#### DATASET RECORDS
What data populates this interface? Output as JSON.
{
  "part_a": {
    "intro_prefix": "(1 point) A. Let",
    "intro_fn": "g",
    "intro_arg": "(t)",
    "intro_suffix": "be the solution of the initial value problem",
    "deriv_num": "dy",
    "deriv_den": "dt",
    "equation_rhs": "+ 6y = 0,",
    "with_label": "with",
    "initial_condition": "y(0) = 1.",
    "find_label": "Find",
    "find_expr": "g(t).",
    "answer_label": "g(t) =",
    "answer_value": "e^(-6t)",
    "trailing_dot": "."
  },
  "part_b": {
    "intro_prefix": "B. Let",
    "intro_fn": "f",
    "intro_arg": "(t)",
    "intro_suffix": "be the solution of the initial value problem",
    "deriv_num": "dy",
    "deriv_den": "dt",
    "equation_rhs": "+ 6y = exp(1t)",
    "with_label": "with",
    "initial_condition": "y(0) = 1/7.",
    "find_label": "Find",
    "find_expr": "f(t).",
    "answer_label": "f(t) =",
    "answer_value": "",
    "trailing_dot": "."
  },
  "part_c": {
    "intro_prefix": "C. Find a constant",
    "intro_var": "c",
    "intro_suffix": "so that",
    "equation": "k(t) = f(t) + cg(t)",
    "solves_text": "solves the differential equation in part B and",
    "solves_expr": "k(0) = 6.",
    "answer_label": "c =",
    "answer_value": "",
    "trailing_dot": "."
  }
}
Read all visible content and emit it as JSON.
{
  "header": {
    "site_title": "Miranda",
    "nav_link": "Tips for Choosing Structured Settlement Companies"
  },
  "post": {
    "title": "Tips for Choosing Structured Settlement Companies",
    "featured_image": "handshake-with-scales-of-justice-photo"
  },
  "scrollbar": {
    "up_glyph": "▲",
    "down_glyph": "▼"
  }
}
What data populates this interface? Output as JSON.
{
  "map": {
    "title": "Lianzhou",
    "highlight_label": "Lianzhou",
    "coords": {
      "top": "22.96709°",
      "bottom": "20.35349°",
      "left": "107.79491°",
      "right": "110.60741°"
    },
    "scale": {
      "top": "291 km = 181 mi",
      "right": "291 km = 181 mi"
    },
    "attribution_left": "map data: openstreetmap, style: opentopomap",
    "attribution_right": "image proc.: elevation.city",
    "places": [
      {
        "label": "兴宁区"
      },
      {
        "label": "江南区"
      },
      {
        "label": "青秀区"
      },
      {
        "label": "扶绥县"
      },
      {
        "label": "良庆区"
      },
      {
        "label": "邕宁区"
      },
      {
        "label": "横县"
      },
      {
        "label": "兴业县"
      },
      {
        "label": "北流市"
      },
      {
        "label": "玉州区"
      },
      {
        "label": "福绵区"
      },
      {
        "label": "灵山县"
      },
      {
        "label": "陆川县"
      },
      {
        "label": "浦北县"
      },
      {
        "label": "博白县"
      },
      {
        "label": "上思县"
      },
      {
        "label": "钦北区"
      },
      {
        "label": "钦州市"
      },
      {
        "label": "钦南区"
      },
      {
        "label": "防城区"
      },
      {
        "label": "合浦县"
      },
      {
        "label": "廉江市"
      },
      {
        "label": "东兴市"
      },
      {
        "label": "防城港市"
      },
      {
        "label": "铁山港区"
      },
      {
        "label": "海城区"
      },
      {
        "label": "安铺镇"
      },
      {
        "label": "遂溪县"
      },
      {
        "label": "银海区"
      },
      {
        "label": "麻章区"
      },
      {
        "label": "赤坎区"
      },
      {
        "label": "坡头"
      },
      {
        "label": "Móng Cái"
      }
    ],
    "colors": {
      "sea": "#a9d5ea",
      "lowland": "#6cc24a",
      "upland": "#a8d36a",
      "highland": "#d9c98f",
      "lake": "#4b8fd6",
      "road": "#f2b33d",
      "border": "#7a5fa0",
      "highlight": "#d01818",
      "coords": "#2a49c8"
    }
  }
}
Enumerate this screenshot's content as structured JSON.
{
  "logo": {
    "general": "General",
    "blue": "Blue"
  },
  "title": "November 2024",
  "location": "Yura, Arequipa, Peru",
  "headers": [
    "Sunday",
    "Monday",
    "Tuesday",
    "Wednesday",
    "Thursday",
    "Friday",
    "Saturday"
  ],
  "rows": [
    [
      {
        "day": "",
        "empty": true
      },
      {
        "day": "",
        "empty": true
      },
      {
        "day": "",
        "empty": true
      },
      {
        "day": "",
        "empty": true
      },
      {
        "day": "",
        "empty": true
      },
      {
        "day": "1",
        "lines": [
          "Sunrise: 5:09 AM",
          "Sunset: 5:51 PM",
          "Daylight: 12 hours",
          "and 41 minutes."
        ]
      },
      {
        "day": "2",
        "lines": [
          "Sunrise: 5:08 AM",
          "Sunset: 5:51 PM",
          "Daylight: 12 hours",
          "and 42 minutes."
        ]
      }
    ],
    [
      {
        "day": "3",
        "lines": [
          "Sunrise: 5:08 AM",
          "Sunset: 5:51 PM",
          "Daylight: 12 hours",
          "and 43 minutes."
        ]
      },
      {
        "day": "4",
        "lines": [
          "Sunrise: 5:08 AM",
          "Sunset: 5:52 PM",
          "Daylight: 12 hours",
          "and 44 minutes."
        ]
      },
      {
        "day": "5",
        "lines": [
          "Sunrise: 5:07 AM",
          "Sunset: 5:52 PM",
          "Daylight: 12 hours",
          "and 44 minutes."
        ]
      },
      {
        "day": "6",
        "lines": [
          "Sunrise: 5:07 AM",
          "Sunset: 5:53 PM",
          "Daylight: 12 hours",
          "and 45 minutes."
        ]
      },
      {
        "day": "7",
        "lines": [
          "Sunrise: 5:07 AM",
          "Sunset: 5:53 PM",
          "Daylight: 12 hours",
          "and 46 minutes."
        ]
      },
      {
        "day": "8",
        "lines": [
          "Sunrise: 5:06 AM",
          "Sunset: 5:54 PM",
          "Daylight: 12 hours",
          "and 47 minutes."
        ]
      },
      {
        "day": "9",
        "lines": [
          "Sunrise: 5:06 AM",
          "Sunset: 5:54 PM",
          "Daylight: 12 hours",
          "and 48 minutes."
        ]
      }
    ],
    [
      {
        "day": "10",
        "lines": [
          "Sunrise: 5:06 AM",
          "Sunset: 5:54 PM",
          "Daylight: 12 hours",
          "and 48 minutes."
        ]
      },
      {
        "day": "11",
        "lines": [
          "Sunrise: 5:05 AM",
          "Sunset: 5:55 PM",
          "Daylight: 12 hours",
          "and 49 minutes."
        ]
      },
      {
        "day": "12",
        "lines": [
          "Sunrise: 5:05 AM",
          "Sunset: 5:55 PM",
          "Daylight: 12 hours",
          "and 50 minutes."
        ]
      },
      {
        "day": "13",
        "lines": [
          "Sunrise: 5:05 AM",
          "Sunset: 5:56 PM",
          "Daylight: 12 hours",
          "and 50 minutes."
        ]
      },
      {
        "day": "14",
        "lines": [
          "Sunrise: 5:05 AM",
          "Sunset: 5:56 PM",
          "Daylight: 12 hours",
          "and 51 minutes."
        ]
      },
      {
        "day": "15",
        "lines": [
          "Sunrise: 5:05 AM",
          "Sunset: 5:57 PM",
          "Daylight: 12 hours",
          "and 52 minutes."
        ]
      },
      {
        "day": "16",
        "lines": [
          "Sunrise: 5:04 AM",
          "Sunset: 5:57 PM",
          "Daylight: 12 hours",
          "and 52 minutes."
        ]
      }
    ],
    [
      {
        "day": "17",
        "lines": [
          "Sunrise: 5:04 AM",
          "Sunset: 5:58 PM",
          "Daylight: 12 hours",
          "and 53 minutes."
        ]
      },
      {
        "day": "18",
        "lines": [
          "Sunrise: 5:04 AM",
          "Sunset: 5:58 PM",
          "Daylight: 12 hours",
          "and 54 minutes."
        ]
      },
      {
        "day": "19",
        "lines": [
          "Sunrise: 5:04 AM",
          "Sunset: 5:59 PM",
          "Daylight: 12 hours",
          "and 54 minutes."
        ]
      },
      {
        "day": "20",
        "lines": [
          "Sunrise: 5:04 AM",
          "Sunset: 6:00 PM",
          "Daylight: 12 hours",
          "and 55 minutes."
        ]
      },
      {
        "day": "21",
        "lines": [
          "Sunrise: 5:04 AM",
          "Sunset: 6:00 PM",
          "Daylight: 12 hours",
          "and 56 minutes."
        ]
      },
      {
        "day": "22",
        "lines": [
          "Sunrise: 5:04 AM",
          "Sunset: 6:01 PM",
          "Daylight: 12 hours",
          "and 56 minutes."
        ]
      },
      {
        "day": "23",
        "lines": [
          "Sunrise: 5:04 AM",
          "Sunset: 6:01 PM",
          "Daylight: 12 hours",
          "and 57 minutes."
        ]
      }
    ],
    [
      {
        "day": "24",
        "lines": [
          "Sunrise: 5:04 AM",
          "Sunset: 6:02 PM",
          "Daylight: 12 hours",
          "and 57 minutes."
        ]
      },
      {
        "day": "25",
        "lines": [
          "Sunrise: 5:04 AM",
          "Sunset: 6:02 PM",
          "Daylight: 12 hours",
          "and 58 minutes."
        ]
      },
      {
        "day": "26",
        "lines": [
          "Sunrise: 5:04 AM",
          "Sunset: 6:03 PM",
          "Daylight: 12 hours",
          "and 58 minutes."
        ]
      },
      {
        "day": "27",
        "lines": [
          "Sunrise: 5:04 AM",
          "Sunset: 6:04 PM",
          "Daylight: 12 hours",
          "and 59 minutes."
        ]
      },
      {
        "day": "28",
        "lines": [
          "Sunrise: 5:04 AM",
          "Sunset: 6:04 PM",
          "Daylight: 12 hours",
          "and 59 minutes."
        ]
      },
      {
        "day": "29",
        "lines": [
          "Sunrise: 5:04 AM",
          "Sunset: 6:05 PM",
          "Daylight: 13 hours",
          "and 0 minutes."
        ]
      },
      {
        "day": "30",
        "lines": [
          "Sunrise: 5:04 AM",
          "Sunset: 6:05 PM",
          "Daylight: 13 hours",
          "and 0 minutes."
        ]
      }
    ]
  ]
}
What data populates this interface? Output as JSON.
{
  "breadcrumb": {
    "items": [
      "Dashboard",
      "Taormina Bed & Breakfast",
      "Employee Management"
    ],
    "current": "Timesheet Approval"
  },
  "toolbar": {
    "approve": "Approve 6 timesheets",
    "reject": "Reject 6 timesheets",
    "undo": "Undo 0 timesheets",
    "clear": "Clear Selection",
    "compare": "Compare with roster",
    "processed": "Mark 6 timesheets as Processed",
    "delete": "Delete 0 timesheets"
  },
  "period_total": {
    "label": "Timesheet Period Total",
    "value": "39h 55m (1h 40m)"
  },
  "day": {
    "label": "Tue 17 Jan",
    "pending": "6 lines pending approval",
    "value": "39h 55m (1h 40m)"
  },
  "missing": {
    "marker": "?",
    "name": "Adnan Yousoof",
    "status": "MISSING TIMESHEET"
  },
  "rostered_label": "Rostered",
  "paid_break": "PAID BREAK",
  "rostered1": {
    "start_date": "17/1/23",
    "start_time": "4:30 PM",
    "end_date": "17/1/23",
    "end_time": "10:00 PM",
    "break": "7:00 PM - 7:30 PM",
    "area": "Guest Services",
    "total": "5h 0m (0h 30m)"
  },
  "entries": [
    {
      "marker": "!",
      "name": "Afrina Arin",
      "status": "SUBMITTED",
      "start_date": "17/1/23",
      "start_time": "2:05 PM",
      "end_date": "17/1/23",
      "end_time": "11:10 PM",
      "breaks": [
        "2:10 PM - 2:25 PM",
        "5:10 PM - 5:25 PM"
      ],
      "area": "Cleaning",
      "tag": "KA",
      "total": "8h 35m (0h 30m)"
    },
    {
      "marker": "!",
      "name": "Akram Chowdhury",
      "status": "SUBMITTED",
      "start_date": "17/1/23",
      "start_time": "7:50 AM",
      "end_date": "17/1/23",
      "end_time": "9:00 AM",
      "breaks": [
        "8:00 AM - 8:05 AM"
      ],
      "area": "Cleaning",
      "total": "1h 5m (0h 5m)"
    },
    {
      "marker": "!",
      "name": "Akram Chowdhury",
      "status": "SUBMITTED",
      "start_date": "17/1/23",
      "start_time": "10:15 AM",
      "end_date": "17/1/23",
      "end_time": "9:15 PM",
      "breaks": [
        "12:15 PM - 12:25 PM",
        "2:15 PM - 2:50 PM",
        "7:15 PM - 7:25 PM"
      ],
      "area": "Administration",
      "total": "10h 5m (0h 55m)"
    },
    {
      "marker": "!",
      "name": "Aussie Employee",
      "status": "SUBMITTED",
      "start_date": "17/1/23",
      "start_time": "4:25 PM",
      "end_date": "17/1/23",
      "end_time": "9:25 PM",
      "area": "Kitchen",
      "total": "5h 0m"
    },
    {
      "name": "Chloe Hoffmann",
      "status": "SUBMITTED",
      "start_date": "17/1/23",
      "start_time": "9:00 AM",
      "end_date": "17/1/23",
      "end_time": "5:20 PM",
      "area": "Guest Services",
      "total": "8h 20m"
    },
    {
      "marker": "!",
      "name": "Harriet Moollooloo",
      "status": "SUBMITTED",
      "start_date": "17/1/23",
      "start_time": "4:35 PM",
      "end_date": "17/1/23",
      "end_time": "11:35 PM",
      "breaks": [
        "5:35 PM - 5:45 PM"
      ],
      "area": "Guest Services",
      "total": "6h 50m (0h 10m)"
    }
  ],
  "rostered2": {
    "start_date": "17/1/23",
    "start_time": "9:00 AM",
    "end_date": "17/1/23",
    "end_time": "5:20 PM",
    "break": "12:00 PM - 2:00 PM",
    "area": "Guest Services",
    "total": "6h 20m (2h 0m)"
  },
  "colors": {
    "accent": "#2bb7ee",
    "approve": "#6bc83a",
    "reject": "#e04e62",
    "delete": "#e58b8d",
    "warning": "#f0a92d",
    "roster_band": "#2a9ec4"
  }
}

#### WHAT NEEDS TO BE DONE
Pick out the lines containing the string "Settlement".

#### RIGHT ANSWER
    "nav_link": "Tips for Choosing Structured Settlement Companies"
    "title": "Tips for Choosing Structured Settlement Companies",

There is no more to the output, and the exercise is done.